** START OF DATA RECORDS **
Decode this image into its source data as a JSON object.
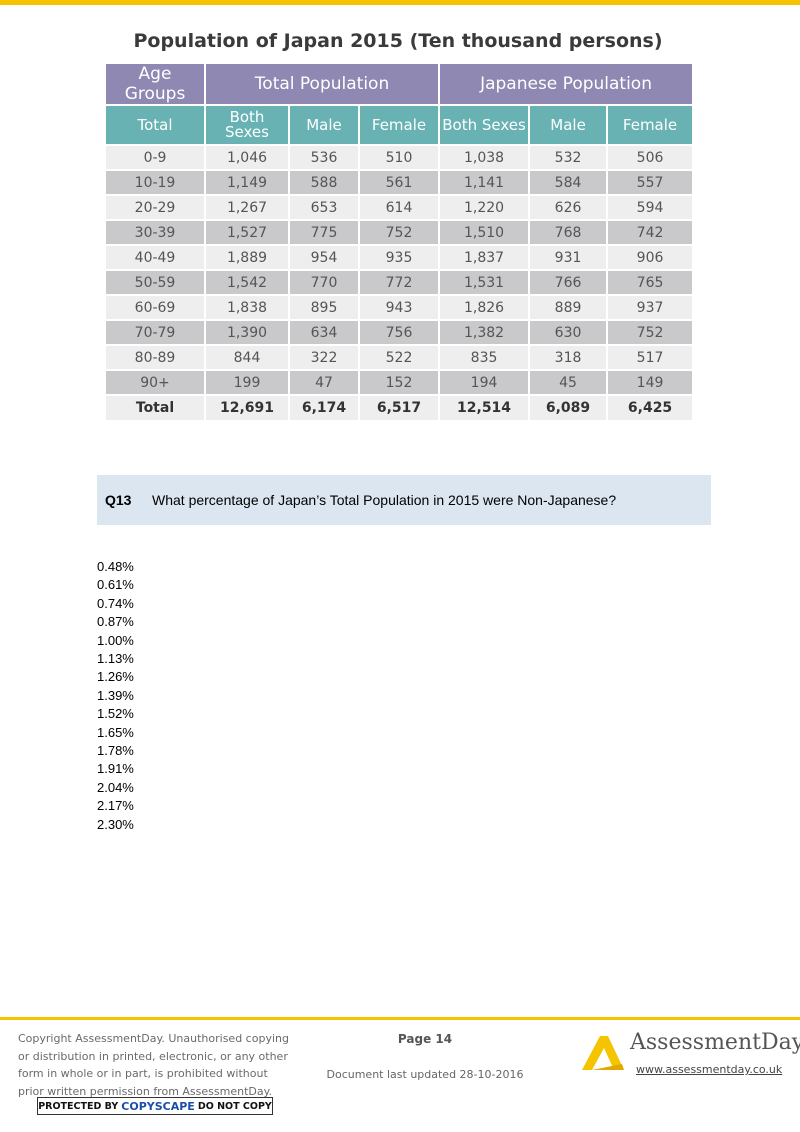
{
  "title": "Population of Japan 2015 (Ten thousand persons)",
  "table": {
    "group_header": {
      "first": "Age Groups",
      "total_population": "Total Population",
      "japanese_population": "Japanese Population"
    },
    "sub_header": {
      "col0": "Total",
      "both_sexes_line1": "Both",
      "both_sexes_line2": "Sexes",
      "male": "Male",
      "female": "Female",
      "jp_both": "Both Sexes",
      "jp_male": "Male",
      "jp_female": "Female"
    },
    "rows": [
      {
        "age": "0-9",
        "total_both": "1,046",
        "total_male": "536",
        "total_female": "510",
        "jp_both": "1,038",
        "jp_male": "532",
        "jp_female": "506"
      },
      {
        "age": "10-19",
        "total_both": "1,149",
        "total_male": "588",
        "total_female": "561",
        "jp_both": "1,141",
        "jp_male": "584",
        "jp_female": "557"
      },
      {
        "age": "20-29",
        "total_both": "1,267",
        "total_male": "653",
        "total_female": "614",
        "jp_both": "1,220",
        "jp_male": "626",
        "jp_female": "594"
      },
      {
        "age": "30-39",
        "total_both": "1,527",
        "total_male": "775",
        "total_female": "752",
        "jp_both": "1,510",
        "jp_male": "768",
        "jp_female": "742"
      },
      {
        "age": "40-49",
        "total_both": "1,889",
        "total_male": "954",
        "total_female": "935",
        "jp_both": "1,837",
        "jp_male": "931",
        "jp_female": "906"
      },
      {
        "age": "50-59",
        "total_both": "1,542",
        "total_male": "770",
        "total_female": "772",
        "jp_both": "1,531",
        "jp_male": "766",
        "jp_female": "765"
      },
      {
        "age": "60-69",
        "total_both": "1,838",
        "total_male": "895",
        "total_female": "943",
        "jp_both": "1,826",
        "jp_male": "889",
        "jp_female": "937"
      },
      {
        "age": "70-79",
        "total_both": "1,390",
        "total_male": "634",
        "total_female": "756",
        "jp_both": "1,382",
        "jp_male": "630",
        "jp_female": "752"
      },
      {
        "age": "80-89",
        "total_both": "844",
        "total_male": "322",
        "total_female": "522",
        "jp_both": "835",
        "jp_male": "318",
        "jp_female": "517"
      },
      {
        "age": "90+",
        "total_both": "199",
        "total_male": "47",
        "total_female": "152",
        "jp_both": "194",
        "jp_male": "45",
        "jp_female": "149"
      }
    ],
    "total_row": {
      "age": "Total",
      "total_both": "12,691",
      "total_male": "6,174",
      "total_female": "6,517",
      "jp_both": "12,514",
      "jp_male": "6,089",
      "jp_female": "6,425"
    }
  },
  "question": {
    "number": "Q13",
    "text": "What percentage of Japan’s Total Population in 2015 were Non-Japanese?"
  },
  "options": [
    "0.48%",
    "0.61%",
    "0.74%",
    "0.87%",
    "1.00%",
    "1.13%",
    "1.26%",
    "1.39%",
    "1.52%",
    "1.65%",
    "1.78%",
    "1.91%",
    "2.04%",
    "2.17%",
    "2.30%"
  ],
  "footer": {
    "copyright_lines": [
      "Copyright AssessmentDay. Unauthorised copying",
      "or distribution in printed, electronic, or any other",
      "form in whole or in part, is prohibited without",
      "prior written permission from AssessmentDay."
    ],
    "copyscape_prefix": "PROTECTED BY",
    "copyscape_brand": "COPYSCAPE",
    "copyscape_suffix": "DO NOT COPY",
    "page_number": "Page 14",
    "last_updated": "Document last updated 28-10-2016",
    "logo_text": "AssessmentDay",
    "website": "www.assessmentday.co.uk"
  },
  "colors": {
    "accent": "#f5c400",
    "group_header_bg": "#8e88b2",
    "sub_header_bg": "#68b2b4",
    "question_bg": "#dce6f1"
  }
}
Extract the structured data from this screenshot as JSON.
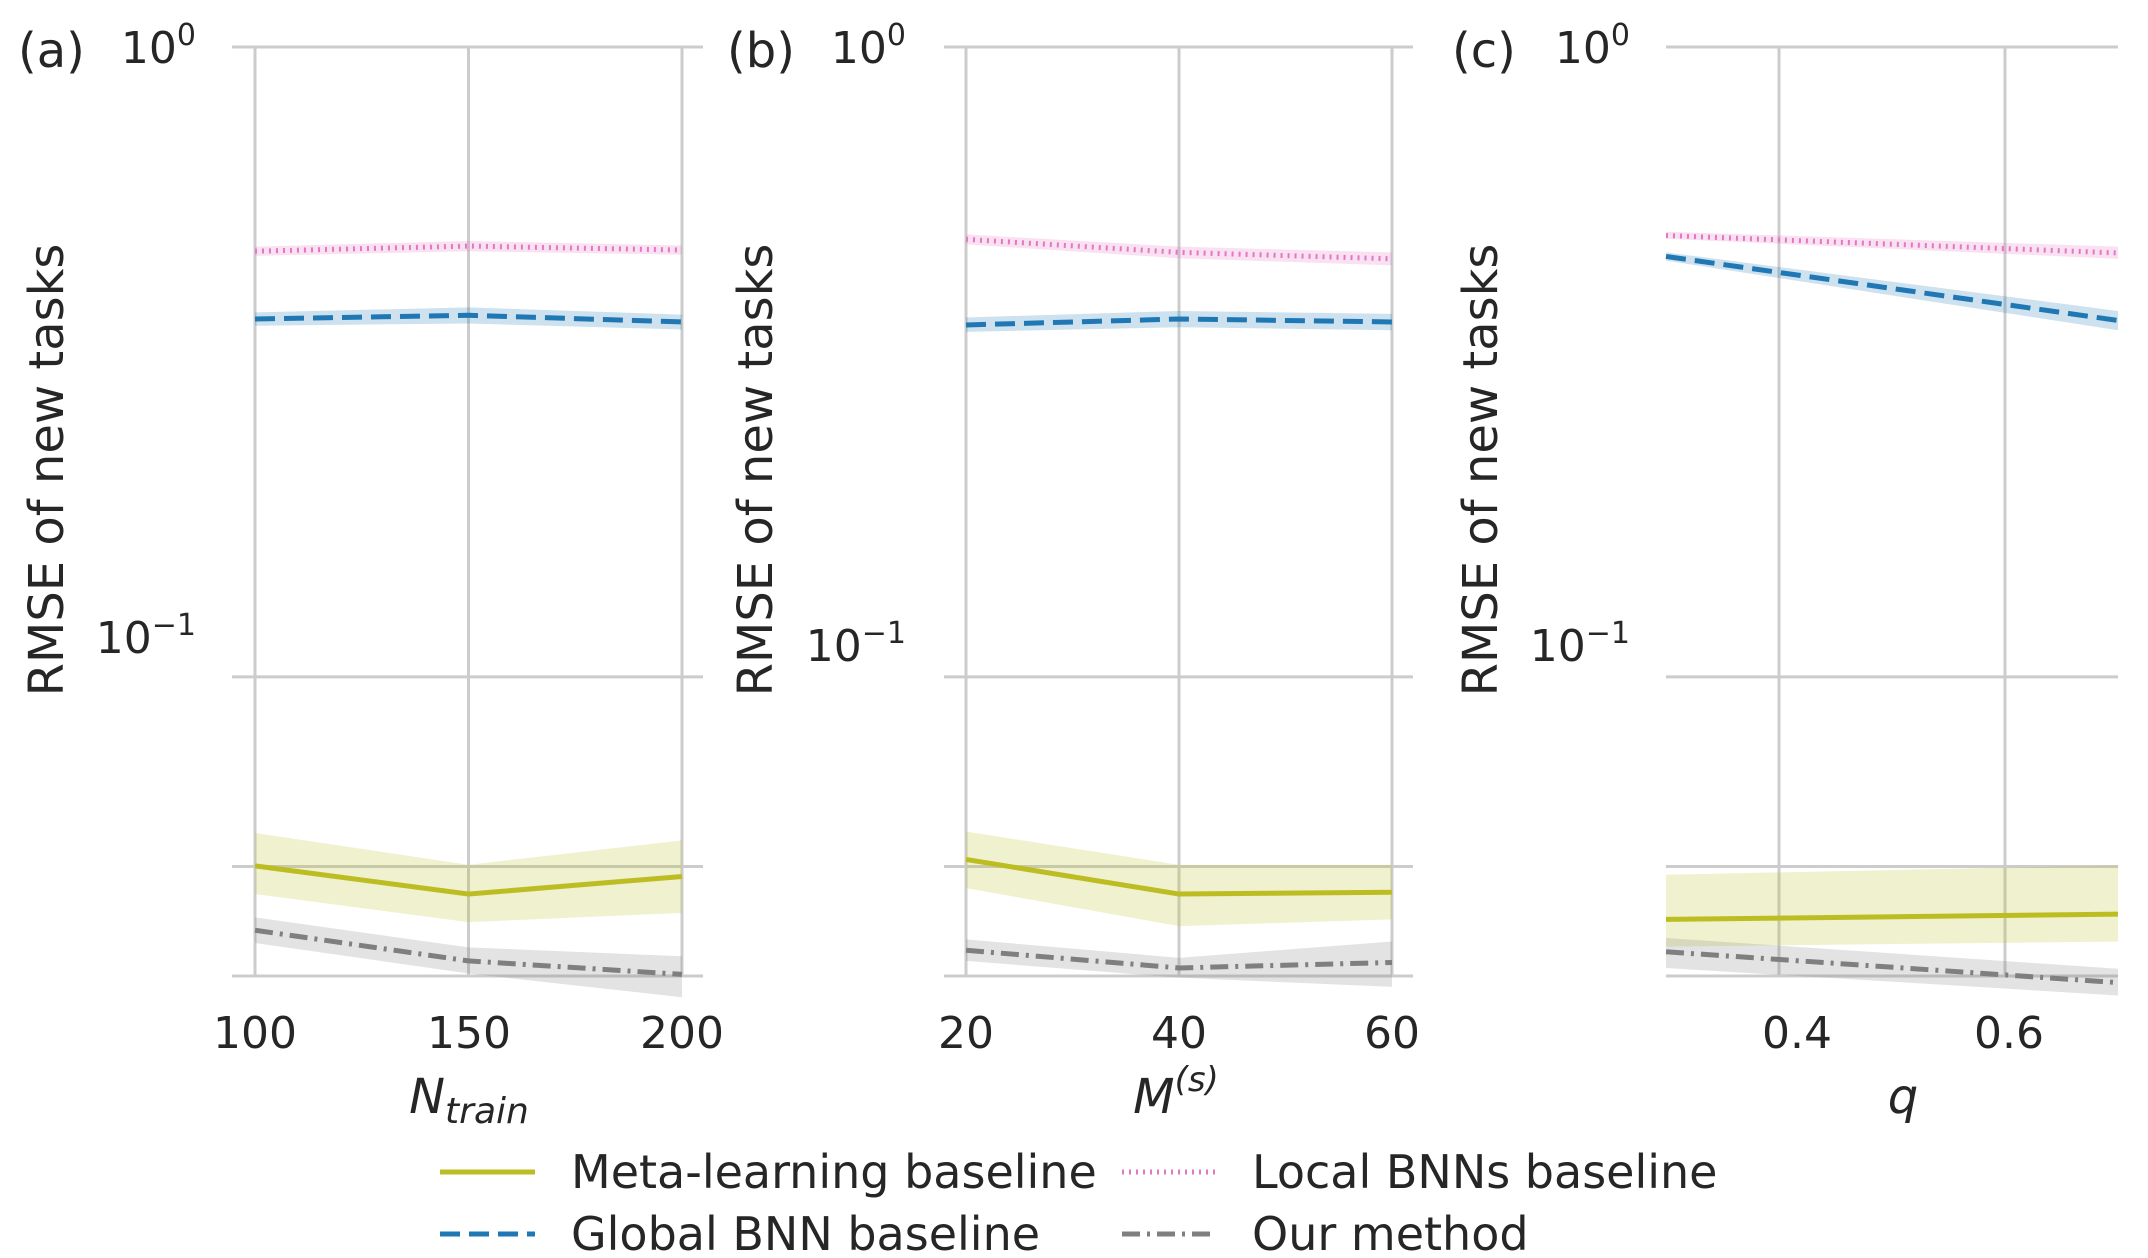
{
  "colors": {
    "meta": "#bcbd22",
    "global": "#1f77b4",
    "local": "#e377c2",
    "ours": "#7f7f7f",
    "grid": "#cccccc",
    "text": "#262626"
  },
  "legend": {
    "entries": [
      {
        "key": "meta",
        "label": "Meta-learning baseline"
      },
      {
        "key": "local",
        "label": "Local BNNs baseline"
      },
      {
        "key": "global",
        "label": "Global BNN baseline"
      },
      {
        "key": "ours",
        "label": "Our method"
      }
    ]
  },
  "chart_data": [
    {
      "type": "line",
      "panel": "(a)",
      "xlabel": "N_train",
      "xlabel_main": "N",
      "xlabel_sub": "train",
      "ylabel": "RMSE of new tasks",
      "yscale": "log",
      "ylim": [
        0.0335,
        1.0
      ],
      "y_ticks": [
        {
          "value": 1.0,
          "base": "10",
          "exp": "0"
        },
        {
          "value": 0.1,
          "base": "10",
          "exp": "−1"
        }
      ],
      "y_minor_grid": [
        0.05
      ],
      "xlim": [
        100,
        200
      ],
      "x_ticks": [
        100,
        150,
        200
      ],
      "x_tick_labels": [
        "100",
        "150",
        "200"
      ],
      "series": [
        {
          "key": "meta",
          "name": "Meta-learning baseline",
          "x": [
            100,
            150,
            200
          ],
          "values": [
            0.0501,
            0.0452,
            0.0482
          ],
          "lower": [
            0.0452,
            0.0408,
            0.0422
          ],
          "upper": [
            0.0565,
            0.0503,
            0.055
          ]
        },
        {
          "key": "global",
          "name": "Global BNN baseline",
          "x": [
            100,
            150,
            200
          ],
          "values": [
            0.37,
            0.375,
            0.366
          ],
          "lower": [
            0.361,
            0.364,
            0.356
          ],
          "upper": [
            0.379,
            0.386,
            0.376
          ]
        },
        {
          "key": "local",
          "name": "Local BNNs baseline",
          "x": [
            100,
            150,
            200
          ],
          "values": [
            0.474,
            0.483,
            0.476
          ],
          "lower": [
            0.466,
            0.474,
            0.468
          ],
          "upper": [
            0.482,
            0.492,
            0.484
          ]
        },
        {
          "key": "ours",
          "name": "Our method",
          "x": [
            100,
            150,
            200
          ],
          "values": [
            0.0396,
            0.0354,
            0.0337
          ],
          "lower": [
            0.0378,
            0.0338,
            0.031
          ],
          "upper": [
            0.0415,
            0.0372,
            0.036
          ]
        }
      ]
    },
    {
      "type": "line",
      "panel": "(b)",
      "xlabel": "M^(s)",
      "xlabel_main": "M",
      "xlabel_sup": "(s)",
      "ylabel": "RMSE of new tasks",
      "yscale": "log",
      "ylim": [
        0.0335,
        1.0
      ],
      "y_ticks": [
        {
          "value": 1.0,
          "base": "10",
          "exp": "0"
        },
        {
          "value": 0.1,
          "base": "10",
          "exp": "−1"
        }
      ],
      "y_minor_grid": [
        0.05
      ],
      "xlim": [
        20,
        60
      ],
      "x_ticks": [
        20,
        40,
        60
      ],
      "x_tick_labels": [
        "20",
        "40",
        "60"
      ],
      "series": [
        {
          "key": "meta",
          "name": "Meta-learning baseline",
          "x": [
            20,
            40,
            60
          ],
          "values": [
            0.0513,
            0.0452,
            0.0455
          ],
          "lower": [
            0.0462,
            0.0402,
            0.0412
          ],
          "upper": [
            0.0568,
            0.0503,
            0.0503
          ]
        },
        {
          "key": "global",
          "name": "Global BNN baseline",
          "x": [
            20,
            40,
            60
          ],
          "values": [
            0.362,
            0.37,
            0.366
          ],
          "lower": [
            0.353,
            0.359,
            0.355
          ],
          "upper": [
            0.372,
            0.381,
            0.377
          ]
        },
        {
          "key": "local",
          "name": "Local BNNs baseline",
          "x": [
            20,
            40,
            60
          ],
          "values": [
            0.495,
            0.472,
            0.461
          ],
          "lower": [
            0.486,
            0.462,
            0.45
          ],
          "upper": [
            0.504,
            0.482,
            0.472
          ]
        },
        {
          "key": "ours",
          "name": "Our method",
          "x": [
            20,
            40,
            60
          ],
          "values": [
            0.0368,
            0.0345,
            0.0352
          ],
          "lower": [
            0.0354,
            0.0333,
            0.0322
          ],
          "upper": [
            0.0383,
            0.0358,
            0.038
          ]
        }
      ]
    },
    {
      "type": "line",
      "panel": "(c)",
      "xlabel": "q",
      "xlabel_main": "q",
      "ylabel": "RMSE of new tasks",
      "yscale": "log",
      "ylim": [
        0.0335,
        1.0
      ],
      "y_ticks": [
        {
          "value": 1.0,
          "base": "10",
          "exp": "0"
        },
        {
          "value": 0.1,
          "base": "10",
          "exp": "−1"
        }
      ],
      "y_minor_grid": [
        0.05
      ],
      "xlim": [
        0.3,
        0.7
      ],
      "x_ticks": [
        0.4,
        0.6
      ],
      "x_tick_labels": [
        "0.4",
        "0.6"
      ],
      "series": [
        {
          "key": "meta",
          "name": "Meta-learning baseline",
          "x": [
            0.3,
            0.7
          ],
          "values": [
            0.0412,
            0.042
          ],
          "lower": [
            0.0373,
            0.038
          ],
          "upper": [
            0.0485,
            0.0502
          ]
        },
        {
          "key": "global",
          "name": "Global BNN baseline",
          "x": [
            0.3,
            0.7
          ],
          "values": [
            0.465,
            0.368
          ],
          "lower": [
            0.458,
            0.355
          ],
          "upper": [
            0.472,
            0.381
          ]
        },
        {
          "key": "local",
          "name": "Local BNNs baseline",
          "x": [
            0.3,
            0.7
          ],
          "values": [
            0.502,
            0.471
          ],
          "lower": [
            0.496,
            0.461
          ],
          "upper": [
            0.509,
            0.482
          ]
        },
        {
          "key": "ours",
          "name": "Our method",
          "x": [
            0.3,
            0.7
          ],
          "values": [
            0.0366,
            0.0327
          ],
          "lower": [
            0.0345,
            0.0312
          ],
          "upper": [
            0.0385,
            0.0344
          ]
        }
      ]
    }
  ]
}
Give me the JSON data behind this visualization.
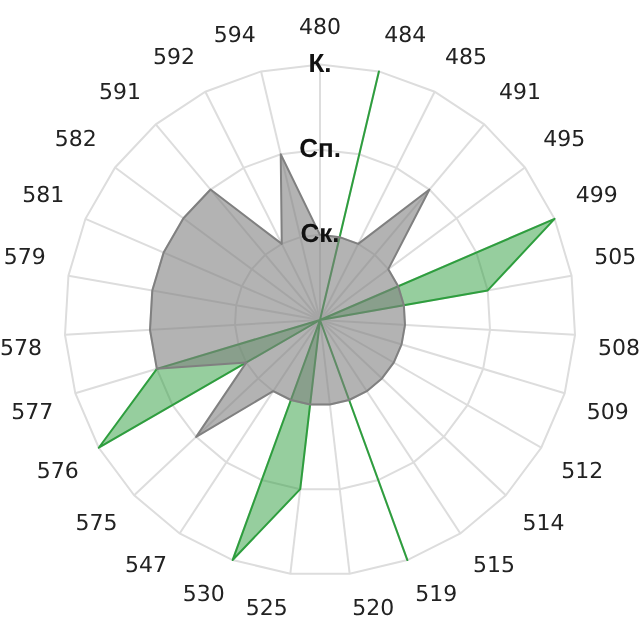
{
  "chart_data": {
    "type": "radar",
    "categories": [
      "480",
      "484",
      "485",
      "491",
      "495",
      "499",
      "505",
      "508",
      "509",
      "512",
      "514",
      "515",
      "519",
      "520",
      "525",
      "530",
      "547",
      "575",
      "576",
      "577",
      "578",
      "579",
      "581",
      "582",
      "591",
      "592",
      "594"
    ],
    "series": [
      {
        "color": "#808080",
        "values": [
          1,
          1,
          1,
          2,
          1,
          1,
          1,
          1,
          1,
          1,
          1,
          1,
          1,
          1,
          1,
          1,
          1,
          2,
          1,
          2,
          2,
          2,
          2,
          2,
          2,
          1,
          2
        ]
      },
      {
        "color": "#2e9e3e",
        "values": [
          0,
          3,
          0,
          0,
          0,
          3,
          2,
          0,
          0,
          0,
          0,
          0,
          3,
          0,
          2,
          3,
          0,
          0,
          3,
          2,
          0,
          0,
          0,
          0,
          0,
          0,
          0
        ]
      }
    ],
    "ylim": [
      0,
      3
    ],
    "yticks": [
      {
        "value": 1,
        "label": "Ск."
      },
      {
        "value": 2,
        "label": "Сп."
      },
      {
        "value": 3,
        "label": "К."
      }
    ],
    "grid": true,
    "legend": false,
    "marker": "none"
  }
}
** END OF DATA RECORDS **
** SET TASK **
The required output is the lines from the one containing "Give me the" through the end of the records above, reproduced exactly, with no pictures.

** OUTPUT BELOW **
Give me the JSON data behind this visualization.
{
  "chart_data": {
    "type": "radar",
    "categories": [
      "480",
      "484",
      "485",
      "491",
      "495",
      "499",
      "505",
      "508",
      "509",
      "512",
      "514",
      "515",
      "519",
      "520",
      "525",
      "530",
      "547",
      "575",
      "576",
      "577",
      "578",
      "579",
      "581",
      "582",
      "591",
      "592",
      "594"
    ],
    "series": [
      {
        "color": "#808080",
        "values": [
          1,
          1,
          1,
          2,
          1,
          1,
          1,
          1,
          1,
          1,
          1,
          1,
          1,
          1,
          1,
          1,
          1,
          2,
          1,
          2,
          2,
          2,
          2,
          2,
          2,
          1,
          2
        ]
      },
      {
        "color": "#2e9e3e",
        "values": [
          0,
          3,
          0,
          0,
          0,
          3,
          2,
          0,
          0,
          0,
          0,
          0,
          3,
          0,
          2,
          3,
          0,
          0,
          3,
          2,
          0,
          0,
          0,
          0,
          0,
          0,
          0
        ]
      }
    ],
    "ylim": [
      0,
      3
    ],
    "yticks": [
      {
        "value": 1,
        "label": "Ск."
      },
      {
        "value": 2,
        "label": "Сп."
      },
      {
        "value": 3,
        "label": "К."
      }
    ],
    "grid": true,
    "legend": false,
    "marker": "none"
  }
}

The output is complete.